## Text excerpt
(begin)

The Independent Pensions Research Group (IPRG) is a network of trade union
activists, member trustees, occupational pensioners and pension specialists
concerned with both occupational and state pensions. We welcome the opportunity
to comment on the details of the legislation required to bring into effect the age
strand of the European Employment Directive 1 from October 2006.

We are concerned, however, that the consultation document says so little specifically
about pensions. Occupational pension schemes as generally operated in the UK
involve significant forms of age discrimination, quite apart from the issue of normal
pension age discussed above. The Government say that they have obtained an
exemption for such schemes in the Directive, but the way in which this will apply is
not covered in the discussion document. In any event, we would not wish to see a
blanket exemption for occupational pension schemes as some forms of age
discrimination in such schemes are both unnecessary and run against the
central purposes of the directive.
The exemption for what are described in Article 6 for “occupational social security
schemes” is not total. It refers specifically to:
ages for admission or entitlement to retirement or invalidity benefits;
age criteria in actuarial calculations,.
These are relatively narrow exemptions, and are subject to a requirement that it
should not result in discrimination on the grounds of sex. They are permissive rather
than automatic.

(end)

## Raw data
(begin)

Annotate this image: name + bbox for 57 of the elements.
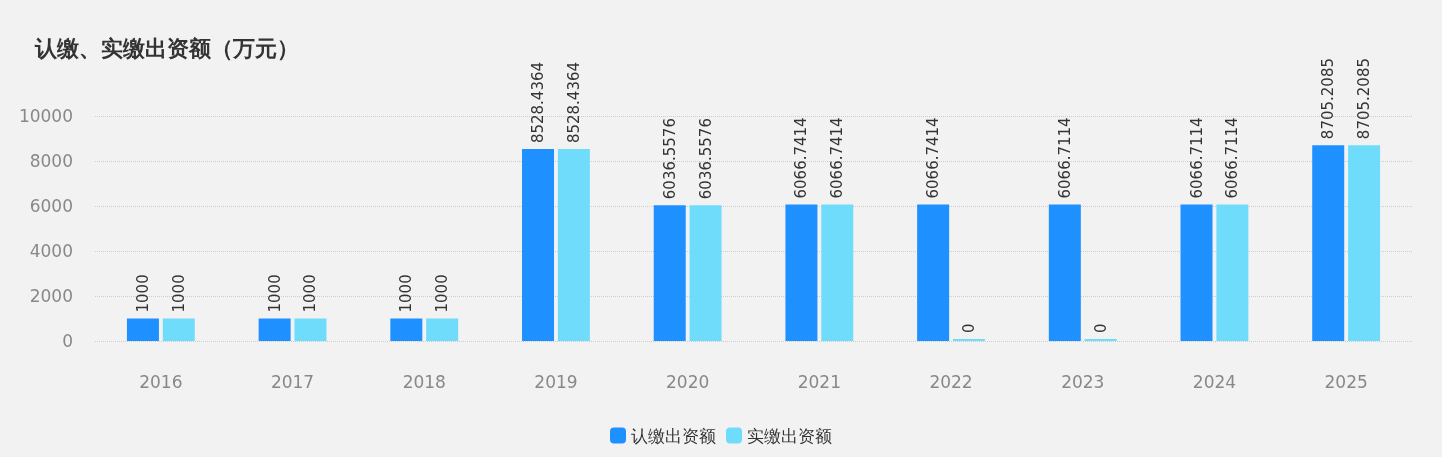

(end)

## Your objective
Pick up the text on age discrimination in occupational pension schemes, which sits above the material, and continue it after its last sentence, "They are permissive rather than automatic."

## Exercise output
The only explicit reference to Article 6 para 2 in the consultation document is in
paragraph 4.14. This states that it will take advantage of the exemption to allow
occupational pension schemes to set ages for admission or entitlement to retirement
benefits arguing that a normal pension age – that is, the date from which full scheme
benefits are payable without actuarial reduction or enhancement, is necessary for the
operation of defined benefit schemes.

There is, however, no mention of the exemption being applied to other types of
scheme provision including, in particular, the exemption for the use of age criteria in
actuarial assumptions. It is possible that the Government take it for granted that the
exemption will be applied in this way but the pensions industry need clarification as to
whether this is or is not the case.

We strongly recommend that there should be an additional consultation –
presumably led by the DWP rather than the DTI – on the pensions-related
issues, as set out in this response including that Annex, before the final shape
of the legislation is decided upon.

RETIREMENT AGE
Q6(a) How powerful a signal do you think abolition of mandatory
retirement age would send?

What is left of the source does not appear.